Exercise directions >> Your task is to locate every line holding the string "Climate" and to copy each of them.

** begin Records supplied **

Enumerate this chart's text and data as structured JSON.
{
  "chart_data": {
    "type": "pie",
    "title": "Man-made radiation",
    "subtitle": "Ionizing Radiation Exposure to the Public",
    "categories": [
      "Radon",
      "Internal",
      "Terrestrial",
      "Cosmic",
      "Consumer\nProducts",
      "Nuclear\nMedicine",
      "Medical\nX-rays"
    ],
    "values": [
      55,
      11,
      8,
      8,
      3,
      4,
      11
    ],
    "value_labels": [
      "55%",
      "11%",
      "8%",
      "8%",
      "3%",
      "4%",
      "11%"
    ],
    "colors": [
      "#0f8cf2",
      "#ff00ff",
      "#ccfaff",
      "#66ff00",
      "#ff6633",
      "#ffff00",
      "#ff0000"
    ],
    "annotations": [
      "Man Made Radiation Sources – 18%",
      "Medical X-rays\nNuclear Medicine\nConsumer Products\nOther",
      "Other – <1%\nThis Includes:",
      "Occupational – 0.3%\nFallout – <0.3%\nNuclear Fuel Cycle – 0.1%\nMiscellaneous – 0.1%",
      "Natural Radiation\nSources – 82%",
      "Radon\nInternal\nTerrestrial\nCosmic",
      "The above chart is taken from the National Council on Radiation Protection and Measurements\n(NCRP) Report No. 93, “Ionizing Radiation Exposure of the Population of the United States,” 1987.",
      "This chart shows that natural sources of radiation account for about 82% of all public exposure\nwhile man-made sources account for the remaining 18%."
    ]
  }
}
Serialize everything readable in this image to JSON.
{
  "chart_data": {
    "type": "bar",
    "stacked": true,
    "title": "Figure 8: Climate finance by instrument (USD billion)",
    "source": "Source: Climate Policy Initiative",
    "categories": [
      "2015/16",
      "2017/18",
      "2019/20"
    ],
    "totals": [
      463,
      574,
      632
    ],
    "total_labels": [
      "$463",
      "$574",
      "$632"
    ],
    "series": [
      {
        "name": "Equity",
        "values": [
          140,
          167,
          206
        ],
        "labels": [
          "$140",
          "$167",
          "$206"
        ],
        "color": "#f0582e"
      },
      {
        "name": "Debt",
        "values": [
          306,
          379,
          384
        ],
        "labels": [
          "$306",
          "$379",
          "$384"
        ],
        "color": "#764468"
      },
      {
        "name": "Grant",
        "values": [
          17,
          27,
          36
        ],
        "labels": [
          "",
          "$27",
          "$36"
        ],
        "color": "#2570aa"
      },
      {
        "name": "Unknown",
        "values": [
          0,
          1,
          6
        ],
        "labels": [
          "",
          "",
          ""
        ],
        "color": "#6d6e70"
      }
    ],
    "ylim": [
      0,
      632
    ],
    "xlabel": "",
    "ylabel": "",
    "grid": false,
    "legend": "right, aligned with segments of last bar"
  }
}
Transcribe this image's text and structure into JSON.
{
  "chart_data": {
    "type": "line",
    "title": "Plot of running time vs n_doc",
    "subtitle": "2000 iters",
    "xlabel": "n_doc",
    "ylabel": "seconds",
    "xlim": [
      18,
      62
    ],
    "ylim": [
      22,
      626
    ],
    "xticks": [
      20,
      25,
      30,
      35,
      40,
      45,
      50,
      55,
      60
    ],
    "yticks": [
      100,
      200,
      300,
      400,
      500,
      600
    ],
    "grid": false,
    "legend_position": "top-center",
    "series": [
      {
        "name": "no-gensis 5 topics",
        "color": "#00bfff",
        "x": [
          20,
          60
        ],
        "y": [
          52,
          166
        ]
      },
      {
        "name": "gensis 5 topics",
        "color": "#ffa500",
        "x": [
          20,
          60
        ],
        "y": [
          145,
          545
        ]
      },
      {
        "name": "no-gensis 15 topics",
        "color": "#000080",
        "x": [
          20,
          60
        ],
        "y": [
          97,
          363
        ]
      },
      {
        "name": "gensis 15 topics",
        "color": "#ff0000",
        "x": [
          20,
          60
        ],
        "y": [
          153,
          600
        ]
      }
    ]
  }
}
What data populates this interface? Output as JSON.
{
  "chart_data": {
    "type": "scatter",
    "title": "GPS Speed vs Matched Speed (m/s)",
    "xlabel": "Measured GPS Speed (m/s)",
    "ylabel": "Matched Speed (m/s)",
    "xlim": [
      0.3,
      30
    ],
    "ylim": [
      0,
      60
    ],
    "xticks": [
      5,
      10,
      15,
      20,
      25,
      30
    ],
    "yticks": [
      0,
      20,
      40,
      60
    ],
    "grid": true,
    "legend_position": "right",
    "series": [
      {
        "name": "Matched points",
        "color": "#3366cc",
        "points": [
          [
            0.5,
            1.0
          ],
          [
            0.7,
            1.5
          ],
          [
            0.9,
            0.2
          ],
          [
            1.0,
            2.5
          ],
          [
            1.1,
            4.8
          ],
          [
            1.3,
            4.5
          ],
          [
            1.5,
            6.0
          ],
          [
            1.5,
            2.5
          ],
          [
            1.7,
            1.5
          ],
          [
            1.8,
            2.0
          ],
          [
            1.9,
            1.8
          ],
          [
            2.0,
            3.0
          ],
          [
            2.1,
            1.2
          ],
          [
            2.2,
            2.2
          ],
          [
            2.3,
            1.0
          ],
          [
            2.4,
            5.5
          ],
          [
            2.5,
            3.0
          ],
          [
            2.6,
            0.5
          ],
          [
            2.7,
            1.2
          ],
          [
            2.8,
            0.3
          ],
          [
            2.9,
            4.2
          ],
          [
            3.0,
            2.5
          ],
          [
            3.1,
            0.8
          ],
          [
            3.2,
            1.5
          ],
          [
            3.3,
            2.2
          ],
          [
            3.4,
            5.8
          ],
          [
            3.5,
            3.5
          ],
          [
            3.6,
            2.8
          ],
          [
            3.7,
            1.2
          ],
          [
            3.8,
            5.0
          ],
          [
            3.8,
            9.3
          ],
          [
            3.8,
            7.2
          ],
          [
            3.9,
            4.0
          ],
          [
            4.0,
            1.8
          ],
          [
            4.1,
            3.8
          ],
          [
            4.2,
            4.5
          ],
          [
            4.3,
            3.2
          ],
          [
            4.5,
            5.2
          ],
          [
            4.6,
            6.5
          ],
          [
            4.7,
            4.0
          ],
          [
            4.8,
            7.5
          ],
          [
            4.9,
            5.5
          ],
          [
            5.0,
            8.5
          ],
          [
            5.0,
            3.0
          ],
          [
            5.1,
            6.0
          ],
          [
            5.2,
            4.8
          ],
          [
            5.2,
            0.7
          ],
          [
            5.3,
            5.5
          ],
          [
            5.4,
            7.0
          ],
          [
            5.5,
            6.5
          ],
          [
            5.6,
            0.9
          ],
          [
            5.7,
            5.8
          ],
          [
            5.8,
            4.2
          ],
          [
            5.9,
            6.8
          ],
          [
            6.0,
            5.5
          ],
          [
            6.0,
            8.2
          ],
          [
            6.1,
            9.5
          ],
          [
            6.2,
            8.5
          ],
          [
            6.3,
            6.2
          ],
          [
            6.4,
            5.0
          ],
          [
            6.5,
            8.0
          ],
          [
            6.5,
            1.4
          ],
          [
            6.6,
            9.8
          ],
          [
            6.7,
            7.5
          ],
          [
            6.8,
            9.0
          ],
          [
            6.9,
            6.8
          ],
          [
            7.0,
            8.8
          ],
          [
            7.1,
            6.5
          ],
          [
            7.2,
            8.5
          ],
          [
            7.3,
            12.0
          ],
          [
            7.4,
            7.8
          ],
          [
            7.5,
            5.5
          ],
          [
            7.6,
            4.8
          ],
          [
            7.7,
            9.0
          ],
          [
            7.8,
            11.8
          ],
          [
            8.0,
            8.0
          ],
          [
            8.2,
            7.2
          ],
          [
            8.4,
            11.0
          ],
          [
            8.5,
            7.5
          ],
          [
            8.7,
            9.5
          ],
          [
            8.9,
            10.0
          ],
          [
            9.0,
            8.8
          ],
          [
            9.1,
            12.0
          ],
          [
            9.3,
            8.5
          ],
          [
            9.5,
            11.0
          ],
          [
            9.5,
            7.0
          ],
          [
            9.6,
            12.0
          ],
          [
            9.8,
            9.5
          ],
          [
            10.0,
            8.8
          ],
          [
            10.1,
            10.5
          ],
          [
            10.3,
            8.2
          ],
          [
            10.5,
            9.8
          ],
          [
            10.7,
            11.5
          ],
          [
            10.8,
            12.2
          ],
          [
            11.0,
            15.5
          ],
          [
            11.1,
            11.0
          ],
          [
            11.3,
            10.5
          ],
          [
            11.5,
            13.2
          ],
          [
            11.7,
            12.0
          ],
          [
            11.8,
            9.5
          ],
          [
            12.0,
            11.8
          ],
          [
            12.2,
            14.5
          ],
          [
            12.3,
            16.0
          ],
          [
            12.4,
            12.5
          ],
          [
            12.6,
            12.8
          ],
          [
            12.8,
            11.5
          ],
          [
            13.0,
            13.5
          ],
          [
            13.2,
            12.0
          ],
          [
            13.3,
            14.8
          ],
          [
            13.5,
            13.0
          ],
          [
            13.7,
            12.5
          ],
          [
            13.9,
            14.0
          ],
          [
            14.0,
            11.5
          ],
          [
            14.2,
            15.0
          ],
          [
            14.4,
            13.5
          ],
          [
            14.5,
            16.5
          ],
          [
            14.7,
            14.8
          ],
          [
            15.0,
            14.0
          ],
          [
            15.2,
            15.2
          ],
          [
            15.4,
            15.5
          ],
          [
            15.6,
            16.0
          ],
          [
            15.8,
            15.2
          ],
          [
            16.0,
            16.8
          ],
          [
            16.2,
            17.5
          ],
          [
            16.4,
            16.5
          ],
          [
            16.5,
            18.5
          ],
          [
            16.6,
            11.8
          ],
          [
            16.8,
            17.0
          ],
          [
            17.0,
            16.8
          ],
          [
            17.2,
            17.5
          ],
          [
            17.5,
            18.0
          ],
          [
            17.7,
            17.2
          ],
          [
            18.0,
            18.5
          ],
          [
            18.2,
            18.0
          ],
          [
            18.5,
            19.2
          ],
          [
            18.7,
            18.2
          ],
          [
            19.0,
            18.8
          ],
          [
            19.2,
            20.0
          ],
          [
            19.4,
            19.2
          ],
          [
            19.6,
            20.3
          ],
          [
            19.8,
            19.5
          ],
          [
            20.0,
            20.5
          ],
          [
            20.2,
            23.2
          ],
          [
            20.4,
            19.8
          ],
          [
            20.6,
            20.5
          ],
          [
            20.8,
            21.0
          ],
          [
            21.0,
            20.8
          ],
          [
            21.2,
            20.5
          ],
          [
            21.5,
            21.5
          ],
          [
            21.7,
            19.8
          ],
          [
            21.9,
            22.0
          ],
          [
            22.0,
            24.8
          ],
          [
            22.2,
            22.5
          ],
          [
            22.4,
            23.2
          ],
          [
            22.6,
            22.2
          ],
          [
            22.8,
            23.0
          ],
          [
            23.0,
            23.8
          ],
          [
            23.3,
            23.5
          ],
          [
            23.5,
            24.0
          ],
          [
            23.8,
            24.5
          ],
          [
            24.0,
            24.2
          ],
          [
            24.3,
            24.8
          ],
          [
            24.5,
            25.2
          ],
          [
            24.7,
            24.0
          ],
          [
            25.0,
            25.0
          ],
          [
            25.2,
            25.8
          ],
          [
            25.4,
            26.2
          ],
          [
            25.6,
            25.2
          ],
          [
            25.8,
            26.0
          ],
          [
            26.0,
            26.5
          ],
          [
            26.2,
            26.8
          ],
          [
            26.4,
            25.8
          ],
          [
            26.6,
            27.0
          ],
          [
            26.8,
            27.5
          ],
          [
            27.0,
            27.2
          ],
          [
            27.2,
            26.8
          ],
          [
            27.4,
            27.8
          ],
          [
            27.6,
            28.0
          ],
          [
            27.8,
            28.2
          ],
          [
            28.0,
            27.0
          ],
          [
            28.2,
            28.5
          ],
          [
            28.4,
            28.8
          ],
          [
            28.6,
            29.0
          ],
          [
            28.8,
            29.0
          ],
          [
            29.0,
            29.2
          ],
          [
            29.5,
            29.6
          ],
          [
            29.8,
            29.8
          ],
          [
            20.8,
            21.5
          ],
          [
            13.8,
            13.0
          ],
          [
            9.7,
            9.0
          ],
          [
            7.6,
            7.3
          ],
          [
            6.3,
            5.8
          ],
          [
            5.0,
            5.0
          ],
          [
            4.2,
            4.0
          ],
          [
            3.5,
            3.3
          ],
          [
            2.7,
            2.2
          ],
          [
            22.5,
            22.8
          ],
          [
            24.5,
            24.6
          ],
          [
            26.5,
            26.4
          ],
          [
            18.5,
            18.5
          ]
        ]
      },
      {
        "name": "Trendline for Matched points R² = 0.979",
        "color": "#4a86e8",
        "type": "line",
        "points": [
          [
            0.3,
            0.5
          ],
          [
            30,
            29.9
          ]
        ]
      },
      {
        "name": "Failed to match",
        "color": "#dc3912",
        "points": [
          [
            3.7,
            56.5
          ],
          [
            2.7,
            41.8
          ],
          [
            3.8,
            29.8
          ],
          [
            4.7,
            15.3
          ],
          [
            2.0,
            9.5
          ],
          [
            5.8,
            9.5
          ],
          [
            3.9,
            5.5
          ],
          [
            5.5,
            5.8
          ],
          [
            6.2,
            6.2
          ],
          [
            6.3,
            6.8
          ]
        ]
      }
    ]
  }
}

** end Records supplied **

Task result >>
    "title": "Figure 8: Climate finance by instrument (USD billion)",
    "source": "Source: Climate Policy Initiative",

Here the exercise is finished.